▶ [DOCUMENT PASSAGE]
** Begin **
Speaking of Le Corbusier, this reminds that another thing I discovered by moving around a bit (besides that density in itself is not a problem) was that apartment blocks can be actually beautiful, and I would actually like to live in a Le Corbusier habitation unit provided it's well maintained. There is in Marseille's old port a series of (Corbusier-inspired?) apartment blocks built in the '40s and '50s after the Nazi destruction of the area that are just stunning. And there are lots of obviously Corbusier inspired recent blocks around my neighbourhood which are mouthwatering. I'd be a happy man if I could live in this one, not far away from where I live now, at the edge of our park:


DSC_0449 by Alexandru Mircea, on Flickr


DSC_0447 by Alexandru Mircea, on Flickr


DSC_0630 by Alexandru Mircea, on Flickr

There are other excellent ones around the park:


DSC_0732 by Alexandru Mircea, on Flickr


DSC_0420 by Alexandru Mircea, on Flickr

In the pic above the apartment building to the left looks better but is probably more expensive, while the bigger one to the right also has a better view.

There are other such examples in the neighbourhood but without the park which is an amazing plus. As much as I love old architecture, I'd take such an apartment block over something old any day, because with it 1) you still remain inside the historical city and benefit from it's advantages 2) you benefit from modern comfort, like not making strong noise for every step on the century old wooden floor, hearing every sound your neighbour above makes, not having bathrooms of, say, "quirky" shapes, not having old pipes squeak in your apartment when neighbours from two floors down or above turn on the water, not having cigarette smoke from a neighbour infiltrate into your home via building imperfections, having ventilation, and so on and so forth.
** End **
▶ [EXCERPTED RECORDS]
** Begin **
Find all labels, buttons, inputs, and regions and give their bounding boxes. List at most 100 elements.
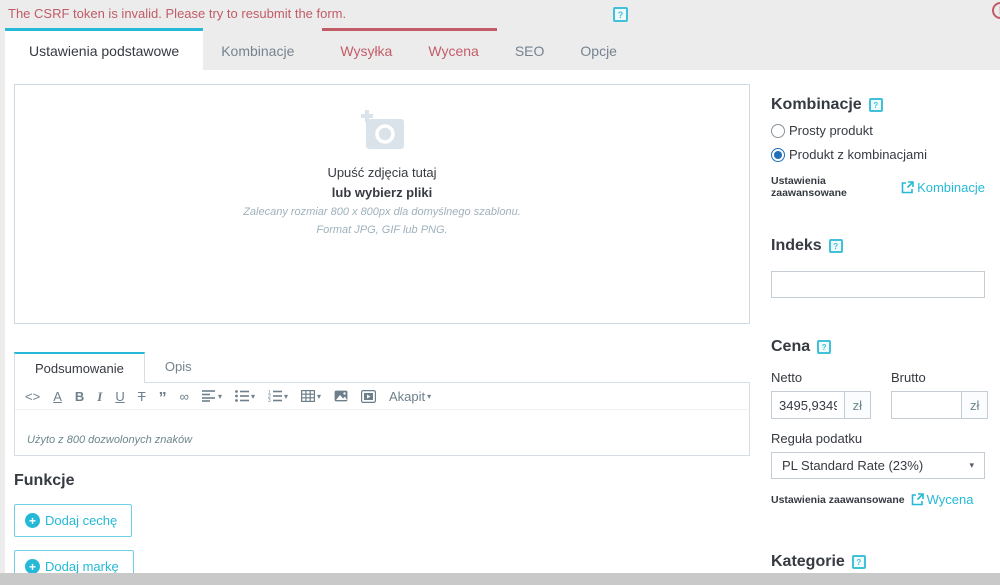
italic-icon[interactable]: I — [97, 390, 102, 403]
bold-glyph: B — [74, 388, 85, 404]
help-icon[interactable]: ? — [851, 555, 866, 569]
dropzone-line1: Upuść zdjęcia tutaj — [327, 165, 437, 180]
code-icon[interactable]: <> — [25, 390, 40, 403]
code-glyph: <> — [25, 388, 41, 404]
help-icon[interactable]: ? — [817, 340, 832, 354]
tab-label: Ustawienia podstawowe — [29, 42, 180, 59]
unordered-list-caret: ▾ — [250, 391, 255, 401]
right-sidebar: Kombinacje ? Prosty produkt Produkt z ko… — [758, 70, 1000, 573]
currency-suffix: zł — [961, 391, 989, 419]
align-icon[interactable]: ▾ — [201, 390, 222, 402]
summary-textarea[interactable]: Użyto z 800 dozwolonych znaków — [15, 409, 749, 455]
editor-box: <> A B I U T ” ∞ ▾ ▾ 1 2 3 ▾ ▾ Akapit ▾ … — [14, 382, 750, 456]
editor-tab-podsumowanie[interactable]: Podsumowanie — [14, 352, 145, 383]
bold-icon[interactable]: B — [75, 390, 84, 403]
paragraph-format-caret: ▾ — [427, 391, 432, 401]
strikethrough-icon[interactable]: T — [138, 390, 146, 403]
image-dropzone[interactable]: Upuść zdjęcia tutaj lub wybierz pliki Za… — [14, 84, 750, 324]
price-section: Cena ? Netto zł Brutto zł — [771, 338, 989, 507]
link-icon[interactable]: ∞ — [180, 390, 189, 403]
unordered-list-icon[interactable]: ▾ — [235, 390, 255, 402]
tab-kombinacje[interactable]: Kombinacje — [203, 28, 312, 70]
radio-product-with-combinations[interactable]: Produkt z kombinacjami — [771, 147, 985, 162]
reference-section: Indeks ? — [771, 237, 985, 298]
tab-label: SEO — [514, 42, 545, 59]
add-brand-button[interactable]: + Dodaj markę — [14, 550, 134, 573]
csrf-error-message: The CSRF token is invalid. Please try to… — [8, 6, 347, 21]
forecolor-glyph: A — [53, 388, 62, 404]
dropzone-hint-size: Zalecany rozmiar 800 x 800px dla domyśln… — [243, 206, 521, 218]
left-column: Upuść zdjęcia tutaj lub wybierz pliki Za… — [5, 70, 758, 573]
paragraph-format-dropdown[interactable]: Akapit ▾ — [389, 390, 431, 403]
editor-tab-label: Podsumowanie — [35, 361, 124, 376]
tab-opcje[interactable]: Opcje — [562, 28, 635, 70]
description-editor: Podsumowanie Opis <> A B I U T ” ∞ ▾ ▾ 1… — [14, 352, 750, 456]
help-icon[interactable]: ? — [613, 7, 628, 22]
product-tabs: Ustawienia podstawowe Kombinacje Wysyłka… — [0, 28, 1000, 70]
basic-settings-panel: Upuść zdjęcia tutaj lub wybierz pliki Za… — [5, 70, 1000, 573]
reference-title: Indeks — [771, 237, 822, 254]
underline-glyph: U — [115, 388, 125, 404]
link-glyph: ∞ — [179, 388, 189, 404]
blockquote-icon[interactable]: ” — [158, 389, 167, 407]
tab-ustawienia-podstawowe[interactable]: Ustawienia podstawowe — [5, 28, 204, 70]
blockquote-glyph: ” — [158, 389, 167, 407]
dropzone-select-files-link[interactable]: lub wybierz pliki — [332, 185, 432, 200]
image-icon[interactable] — [334, 390, 348, 402]
net-price-label: Netto — [771, 370, 803, 385]
external-link-icon — [911, 493, 924, 506]
tab-wycena[interactable]: Wycena — [410, 31, 496, 70]
tax-rule-select[interactable]: PL Standard Rate (23%) ▾ — [771, 452, 985, 479]
media-icon[interactable] — [361, 389, 376, 403]
table-icon[interactable]: ▾ — [300, 390, 321, 402]
table-caret: ▾ — [316, 391, 321, 401]
tab-error-group: Wysyłka Wycena — [322, 28, 497, 70]
paragraph-format-label: Akapit — [389, 388, 426, 404]
combinations-link-label: Kombinacje — [917, 179, 985, 195]
editor-tab-opis[interactable]: Opis — [145, 352, 212, 382]
tab-wysylka[interactable]: Wysyłka — [322, 31, 410, 70]
features-title: Funkcje — [14, 472, 75, 489]
add-feature-button[interactable]: + Dodaj cechę — [14, 504, 133, 537]
net-price-input[interactable] — [771, 391, 844, 419]
currency-suffix: zł — [843, 391, 871, 419]
horizontal-scrollbar[interactable] — [0, 573, 1000, 585]
combinations-title: Kombinacje — [771, 96, 862, 113]
radio-simple-product[interactable]: Prosty produkt — [771, 123, 985, 138]
price-title: Cena — [771, 338, 811, 355]
add-feature-label: Dodaj cechę — [45, 513, 118, 528]
reference-input[interactable] — [771, 271, 985, 298]
plus-icon: + — [25, 559, 40, 573]
tab-label: Wysyłka — [340, 42, 393, 59]
gross-price-input[interactable] — [891, 391, 961, 419]
ordered-list-icon[interactable]: 123 ▾ — [268, 390, 288, 402]
advanced-settings-label: Ustawienia zaawansowane — [771, 175, 847, 199]
help-icon[interactable]: ? — [828, 239, 843, 253]
help-icon[interactable]: ? — [868, 98, 883, 112]
camera-plus-icon — [356, 109, 408, 153]
features-section: Funkcje + Dodaj cechę + Dodaj markę — [14, 472, 750, 573]
pricing-link[interactable]: Wycena — [911, 492, 974, 507]
editor-toolbar: <> A B I U T ” ∞ ▾ ▾ 1 2 3 ▾ ▾ Akapit ▾ — [15, 383, 749, 409]
tab-label: Wycena — [428, 42, 479, 59]
categories-section: Kategorie ? POWIĄZANE KATEGORIE Strona g… — [771, 553, 985, 573]
advanced-settings-label: Ustawienia zaawansowane — [771, 493, 905, 506]
alert-error-icon[interactable]: ! — [992, 2, 1000, 19]
categories-title: Kategorie — [771, 553, 845, 570]
align-caret: ▾ — [217, 391, 222, 401]
radio-icon — [771, 123, 785, 138]
editor-tabs: Podsumowanie Opis — [14, 352, 750, 383]
editor-tab-label: Opis — [164, 359, 192, 374]
underline-icon[interactable]: U — [115, 390, 124, 403]
strikethrough-glyph: T — [137, 388, 146, 404]
tab-seo[interactable]: SEO — [497, 28, 563, 70]
radio-label: Prosty produkt — [789, 123, 873, 138]
combinations-link[interactable]: Kombinacje — [901, 180, 985, 195]
character-counter: Użyto z 800 dozwolonych znaków — [27, 434, 193, 446]
text-color-icon[interactable]: A — [53, 390, 62, 403]
add-brand-label: Dodaj markę — [45, 559, 119, 573]
tab-label: Kombinacje — [221, 42, 295, 59]
ordered-list-caret: ▾ — [283, 391, 288, 401]
tab-label: Opcje — [580, 42, 617, 59]
italic-glyph: I — [97, 388, 103, 404]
** End **
▶ [TASKS TO PERFORM]
[1] In the forum post about Le Corbusier-inspired apartment blocks, when were the apartment blocks in Marseille's old port built?
[2] Resume the forum post about preferring modern apartment blocks to old buildings, picking up right after its final sentence.

▶ [ANSWERS FOR THE TASKS]
[1] They were built in the '40s and '50s, after the Nazi destruction of the area.

[2]
----------



## VITORIA MAN (Jan 31, 2013)

its wasnt a question it was just a surprise for me !!! here in spain we think in norway is the paradise but i see that it isnt


----------



## poshbakerloo (Jan 16, 2007)

I like the density of English cities. They tend to have quite dense centres which more recent apartments and office buildings, then have leafy suburbs that stretch out normally with a good local rail network.


----------



## Galro (Aug 9, 2010)

VITORIA MAN said:


> its wasnt a question it was just a surprise for me !!! here in spain we think in norway is the paradise but i see that it isnt


Then I misunderstood you. Sorry. :cheers1:


----------



## Wapper (Feb 24, 2011)

^^ Those apartment blocks are indeed very well integrated in the city. I wouldn't mind living there either.
The worst areas are monofunctional (only residential) areas with free-standing blocks that are built in new zones outside the city centre. In communist cities I assume that there was at least good public transportation, but if these areas are completely isolated there is a high risk that they will become ghetto's.



> The whole of Northern Norway is nationally considered to be a troubled area and with relatively large crime rates relative to their population. The small town of Vardø is one of the troubled cities up north - it's basically like a Norwegian mini version of Detroit.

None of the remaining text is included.